_Required task:_ Copy all lines holding the word "spéciaux" from the entries.

_Supplied records:_
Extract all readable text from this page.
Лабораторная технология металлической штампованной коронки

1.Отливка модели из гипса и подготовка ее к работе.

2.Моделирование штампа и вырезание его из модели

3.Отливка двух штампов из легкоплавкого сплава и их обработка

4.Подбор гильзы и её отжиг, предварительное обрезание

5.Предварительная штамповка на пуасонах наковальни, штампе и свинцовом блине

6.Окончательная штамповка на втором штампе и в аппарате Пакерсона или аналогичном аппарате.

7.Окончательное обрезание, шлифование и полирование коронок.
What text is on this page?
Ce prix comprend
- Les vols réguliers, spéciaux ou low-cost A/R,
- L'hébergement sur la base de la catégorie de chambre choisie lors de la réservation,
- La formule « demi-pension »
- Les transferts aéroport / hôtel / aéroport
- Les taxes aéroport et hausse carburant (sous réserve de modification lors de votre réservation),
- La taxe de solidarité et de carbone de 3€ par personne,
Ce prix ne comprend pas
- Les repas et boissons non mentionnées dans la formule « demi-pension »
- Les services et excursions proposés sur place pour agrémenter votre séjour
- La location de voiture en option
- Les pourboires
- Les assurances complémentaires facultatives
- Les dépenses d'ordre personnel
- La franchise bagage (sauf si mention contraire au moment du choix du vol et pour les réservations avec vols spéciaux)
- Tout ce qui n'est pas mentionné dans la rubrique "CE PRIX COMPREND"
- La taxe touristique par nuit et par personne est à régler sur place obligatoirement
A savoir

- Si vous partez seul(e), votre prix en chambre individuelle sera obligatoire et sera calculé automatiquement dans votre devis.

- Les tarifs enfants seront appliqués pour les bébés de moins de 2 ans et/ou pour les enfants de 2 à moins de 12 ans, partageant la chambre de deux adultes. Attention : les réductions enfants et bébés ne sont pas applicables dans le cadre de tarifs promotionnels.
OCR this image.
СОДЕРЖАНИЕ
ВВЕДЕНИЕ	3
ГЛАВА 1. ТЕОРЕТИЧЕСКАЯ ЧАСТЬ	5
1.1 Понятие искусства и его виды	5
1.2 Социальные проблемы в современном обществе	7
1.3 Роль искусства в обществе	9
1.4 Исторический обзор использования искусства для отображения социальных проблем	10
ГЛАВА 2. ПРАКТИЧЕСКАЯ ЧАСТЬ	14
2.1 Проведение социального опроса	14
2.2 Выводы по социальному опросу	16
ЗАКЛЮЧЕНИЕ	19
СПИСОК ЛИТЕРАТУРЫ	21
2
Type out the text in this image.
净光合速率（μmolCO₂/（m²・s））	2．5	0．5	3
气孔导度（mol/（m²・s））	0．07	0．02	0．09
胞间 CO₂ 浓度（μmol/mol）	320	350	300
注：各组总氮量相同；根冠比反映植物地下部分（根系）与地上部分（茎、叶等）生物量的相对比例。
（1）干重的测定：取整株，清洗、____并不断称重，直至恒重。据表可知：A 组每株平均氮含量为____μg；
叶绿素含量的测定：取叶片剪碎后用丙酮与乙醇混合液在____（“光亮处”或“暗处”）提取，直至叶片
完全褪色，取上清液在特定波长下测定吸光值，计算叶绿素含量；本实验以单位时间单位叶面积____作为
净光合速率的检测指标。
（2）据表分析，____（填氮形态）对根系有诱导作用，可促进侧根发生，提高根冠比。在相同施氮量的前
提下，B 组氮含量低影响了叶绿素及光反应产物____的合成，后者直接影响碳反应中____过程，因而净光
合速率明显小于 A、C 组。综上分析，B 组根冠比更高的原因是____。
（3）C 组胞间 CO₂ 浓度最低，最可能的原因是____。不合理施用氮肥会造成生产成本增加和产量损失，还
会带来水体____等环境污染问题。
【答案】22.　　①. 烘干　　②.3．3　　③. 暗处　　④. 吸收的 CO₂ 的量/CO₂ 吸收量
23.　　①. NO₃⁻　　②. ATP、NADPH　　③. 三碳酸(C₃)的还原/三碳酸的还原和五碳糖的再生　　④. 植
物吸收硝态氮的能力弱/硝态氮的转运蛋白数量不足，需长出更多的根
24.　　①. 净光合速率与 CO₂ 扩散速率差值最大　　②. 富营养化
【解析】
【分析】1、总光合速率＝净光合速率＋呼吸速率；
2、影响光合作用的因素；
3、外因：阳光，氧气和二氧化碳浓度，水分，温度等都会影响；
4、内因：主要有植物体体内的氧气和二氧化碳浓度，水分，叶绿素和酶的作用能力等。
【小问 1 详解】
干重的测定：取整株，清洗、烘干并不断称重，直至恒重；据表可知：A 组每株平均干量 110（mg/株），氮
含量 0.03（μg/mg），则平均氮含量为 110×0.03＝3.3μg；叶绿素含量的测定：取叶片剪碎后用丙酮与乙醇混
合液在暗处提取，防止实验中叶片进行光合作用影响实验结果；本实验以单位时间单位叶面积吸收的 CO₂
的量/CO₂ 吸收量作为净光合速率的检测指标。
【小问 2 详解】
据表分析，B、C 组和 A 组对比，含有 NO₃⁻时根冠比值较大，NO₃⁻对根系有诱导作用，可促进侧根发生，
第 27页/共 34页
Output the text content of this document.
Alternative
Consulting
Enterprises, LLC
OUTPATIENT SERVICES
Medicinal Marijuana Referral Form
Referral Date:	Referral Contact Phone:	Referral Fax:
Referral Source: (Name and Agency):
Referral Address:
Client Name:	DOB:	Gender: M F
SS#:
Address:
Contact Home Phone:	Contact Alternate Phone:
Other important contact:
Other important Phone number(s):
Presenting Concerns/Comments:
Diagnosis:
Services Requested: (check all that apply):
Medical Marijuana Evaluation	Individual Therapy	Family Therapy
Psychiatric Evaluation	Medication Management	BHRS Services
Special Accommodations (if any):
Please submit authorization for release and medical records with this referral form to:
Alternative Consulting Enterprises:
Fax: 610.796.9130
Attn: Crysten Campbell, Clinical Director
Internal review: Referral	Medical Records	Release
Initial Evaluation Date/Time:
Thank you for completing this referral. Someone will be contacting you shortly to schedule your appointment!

_Solution to this task:_
- Les vols réguliers, spéciaux ou low-cost A/R,
- La franchise bagage (sauf si mention contraire au moment du choix du vol et pour les réservations avec vols spéciaux)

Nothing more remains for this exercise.